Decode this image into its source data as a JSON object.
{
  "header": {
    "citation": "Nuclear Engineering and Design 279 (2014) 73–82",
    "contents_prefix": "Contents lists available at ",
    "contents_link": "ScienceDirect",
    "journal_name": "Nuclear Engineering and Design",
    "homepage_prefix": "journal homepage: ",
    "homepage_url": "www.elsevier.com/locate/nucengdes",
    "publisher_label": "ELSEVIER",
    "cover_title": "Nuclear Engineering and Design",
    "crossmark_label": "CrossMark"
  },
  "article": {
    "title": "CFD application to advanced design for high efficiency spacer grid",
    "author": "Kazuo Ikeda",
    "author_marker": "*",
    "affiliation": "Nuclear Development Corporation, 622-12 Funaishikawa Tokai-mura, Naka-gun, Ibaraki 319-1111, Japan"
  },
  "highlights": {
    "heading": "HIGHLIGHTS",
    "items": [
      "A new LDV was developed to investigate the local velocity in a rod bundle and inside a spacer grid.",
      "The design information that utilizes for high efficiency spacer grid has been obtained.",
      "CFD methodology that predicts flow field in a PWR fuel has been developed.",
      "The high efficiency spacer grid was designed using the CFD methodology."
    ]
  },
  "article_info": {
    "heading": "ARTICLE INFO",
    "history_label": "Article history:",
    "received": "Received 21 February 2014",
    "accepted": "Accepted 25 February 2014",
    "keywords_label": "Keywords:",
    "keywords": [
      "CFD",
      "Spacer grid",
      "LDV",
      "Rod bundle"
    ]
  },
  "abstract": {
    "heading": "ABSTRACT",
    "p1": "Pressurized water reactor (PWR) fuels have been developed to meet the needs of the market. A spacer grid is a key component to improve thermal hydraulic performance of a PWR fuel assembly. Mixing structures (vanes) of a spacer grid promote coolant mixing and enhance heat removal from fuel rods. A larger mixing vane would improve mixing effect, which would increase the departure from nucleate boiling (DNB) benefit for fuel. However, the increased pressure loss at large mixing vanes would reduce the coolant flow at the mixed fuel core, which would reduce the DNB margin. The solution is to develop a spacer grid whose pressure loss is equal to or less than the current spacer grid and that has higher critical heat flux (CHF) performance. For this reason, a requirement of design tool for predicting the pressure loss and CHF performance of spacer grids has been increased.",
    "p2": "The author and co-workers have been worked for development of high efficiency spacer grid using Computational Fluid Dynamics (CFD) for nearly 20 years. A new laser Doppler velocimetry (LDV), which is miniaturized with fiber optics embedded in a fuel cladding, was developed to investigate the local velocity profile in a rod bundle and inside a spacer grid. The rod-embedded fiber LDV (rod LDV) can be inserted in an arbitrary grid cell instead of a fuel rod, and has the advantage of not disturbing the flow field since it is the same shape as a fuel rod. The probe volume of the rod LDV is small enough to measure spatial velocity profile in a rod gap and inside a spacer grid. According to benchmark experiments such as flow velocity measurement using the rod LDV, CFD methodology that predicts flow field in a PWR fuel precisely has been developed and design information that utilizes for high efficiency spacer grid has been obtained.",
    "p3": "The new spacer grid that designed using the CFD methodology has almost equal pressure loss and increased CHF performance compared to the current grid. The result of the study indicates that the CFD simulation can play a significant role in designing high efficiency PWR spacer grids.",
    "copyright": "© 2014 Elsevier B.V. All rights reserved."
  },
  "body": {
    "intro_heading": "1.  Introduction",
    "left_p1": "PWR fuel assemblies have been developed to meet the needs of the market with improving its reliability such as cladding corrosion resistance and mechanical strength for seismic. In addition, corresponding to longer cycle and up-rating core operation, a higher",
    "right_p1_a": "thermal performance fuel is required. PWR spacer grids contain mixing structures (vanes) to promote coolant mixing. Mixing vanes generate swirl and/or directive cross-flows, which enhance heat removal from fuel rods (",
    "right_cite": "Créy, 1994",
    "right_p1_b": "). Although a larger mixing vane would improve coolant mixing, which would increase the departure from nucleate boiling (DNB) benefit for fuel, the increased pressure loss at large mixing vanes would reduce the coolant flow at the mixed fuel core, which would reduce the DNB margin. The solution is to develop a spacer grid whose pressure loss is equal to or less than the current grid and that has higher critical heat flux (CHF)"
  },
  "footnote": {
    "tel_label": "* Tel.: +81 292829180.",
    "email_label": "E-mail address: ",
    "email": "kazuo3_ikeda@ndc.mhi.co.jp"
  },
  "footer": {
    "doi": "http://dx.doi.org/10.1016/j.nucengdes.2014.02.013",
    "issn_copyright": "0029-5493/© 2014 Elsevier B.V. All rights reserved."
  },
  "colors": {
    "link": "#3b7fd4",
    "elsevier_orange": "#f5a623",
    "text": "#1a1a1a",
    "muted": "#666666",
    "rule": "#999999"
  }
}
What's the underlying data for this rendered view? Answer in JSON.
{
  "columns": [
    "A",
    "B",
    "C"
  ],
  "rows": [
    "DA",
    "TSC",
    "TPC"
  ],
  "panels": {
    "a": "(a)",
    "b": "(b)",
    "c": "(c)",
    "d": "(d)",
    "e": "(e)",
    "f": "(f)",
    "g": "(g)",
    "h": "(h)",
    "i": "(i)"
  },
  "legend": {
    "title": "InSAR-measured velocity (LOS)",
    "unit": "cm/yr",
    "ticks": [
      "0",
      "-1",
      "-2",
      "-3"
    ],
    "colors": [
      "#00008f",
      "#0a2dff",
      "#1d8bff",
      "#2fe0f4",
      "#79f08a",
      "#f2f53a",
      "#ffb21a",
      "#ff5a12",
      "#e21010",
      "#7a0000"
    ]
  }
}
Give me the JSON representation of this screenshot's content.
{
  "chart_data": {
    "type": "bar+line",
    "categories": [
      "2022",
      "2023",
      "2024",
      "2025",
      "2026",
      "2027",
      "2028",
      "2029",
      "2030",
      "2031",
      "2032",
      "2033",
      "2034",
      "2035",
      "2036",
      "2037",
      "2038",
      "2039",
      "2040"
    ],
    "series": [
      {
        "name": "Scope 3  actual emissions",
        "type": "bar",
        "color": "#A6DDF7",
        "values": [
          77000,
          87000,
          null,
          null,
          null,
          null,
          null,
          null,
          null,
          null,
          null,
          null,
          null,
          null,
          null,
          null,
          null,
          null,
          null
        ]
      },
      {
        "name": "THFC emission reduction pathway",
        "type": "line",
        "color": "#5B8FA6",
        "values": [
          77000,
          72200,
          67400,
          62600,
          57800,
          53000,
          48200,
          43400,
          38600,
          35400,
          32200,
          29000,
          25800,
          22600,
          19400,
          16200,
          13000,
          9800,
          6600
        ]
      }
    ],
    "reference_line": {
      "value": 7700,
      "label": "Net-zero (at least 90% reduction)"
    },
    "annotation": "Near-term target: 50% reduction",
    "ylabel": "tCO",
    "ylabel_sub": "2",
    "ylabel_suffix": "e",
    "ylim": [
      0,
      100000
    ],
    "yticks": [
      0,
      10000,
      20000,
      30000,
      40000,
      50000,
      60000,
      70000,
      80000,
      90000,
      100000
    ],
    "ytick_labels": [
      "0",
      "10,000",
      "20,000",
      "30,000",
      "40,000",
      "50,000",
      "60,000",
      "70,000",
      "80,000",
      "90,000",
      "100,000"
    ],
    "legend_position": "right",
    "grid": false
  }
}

★ ★ ★ ★ ★

§ **Task directions**
Above is a listing; report how many of its lines include the word "predicts", giving the number only.

§ **Task result**
2